▶ [Material for this exercise]:
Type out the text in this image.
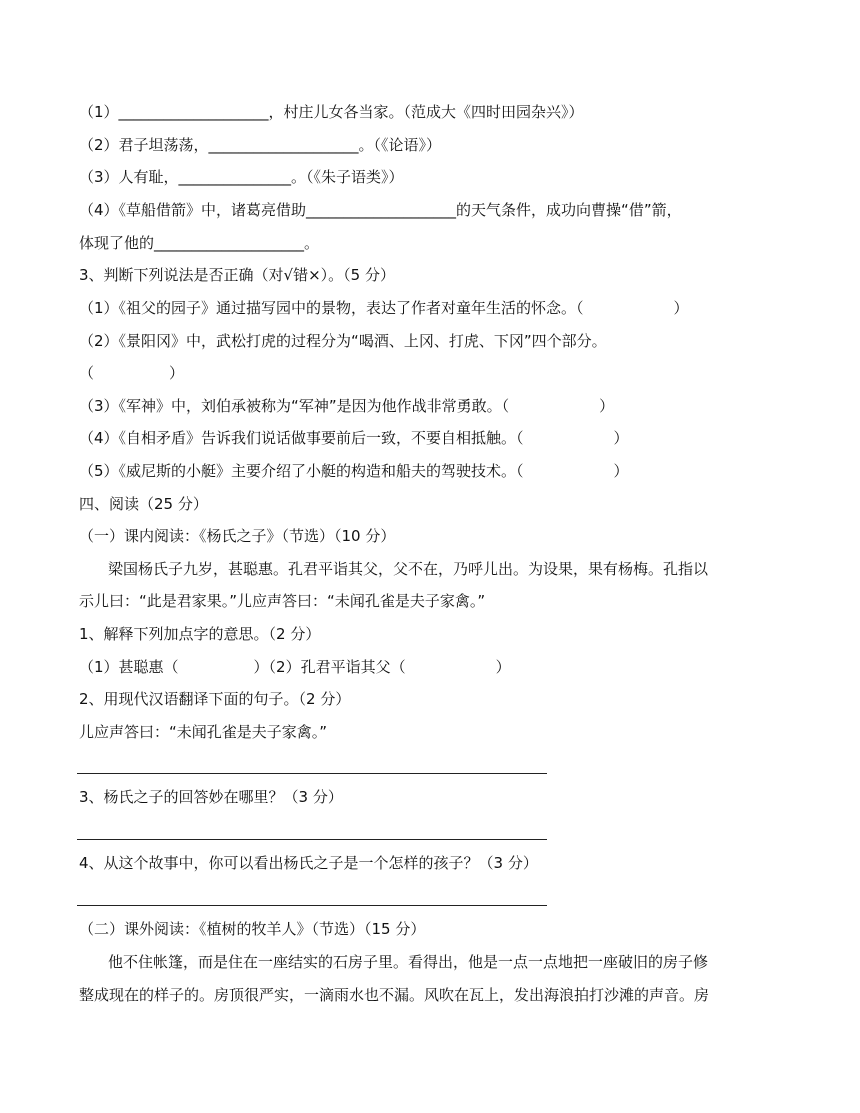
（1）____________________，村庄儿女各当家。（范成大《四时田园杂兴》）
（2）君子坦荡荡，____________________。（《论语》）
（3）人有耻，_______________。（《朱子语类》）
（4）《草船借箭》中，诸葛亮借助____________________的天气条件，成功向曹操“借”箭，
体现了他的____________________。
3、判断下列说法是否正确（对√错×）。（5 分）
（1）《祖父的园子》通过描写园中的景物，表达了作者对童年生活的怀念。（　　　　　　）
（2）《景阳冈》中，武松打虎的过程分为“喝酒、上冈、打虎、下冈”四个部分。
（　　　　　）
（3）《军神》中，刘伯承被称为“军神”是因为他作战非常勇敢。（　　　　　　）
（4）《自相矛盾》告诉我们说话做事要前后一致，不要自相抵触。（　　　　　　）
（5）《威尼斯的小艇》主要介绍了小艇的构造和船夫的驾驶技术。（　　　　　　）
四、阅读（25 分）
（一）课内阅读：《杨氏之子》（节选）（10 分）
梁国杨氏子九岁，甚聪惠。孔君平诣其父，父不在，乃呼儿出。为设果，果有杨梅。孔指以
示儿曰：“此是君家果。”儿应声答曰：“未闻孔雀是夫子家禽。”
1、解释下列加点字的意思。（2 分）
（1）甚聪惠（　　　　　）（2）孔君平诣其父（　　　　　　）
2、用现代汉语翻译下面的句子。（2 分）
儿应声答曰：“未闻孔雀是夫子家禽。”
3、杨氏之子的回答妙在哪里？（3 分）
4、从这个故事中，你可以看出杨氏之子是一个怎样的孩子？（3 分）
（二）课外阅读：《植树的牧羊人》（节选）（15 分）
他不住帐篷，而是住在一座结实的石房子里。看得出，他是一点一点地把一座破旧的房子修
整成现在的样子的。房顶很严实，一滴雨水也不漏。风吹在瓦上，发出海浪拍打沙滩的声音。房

...

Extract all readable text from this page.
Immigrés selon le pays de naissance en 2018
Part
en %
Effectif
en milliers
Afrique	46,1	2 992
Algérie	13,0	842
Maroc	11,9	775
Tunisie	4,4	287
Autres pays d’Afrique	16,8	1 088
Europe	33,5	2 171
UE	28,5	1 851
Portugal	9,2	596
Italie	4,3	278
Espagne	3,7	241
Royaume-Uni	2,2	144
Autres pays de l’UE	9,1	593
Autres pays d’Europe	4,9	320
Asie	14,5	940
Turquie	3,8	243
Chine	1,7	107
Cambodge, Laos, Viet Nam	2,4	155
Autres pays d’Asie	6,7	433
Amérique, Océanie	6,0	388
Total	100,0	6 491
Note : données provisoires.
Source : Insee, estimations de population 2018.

---

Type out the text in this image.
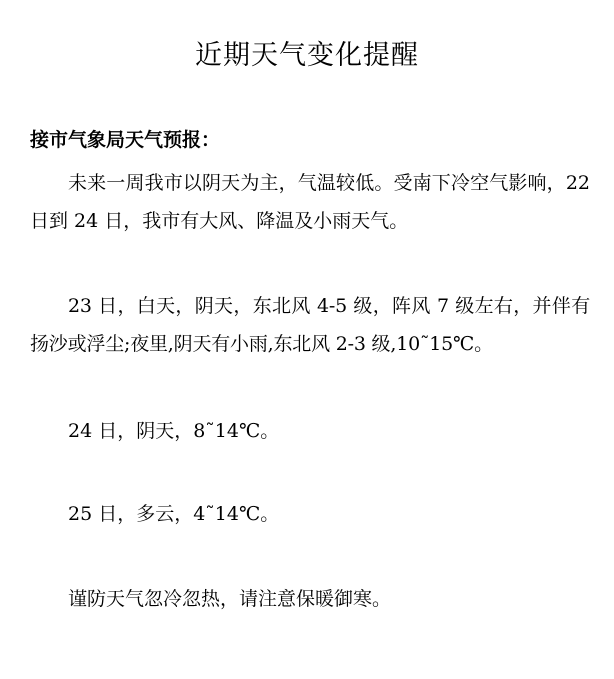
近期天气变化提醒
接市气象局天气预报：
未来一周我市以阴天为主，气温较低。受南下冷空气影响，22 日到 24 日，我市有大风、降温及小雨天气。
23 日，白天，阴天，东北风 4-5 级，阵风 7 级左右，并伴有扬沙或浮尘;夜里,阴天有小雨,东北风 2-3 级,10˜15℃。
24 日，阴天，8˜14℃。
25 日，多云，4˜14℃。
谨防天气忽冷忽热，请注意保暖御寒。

▶ [Work to complete]: Copy out every line of the listing that includes the string "Afrique".

▶ [Answer for the task]:
Afrique	46,1	2 992
Autres pays d’Afrique	16,8	1 088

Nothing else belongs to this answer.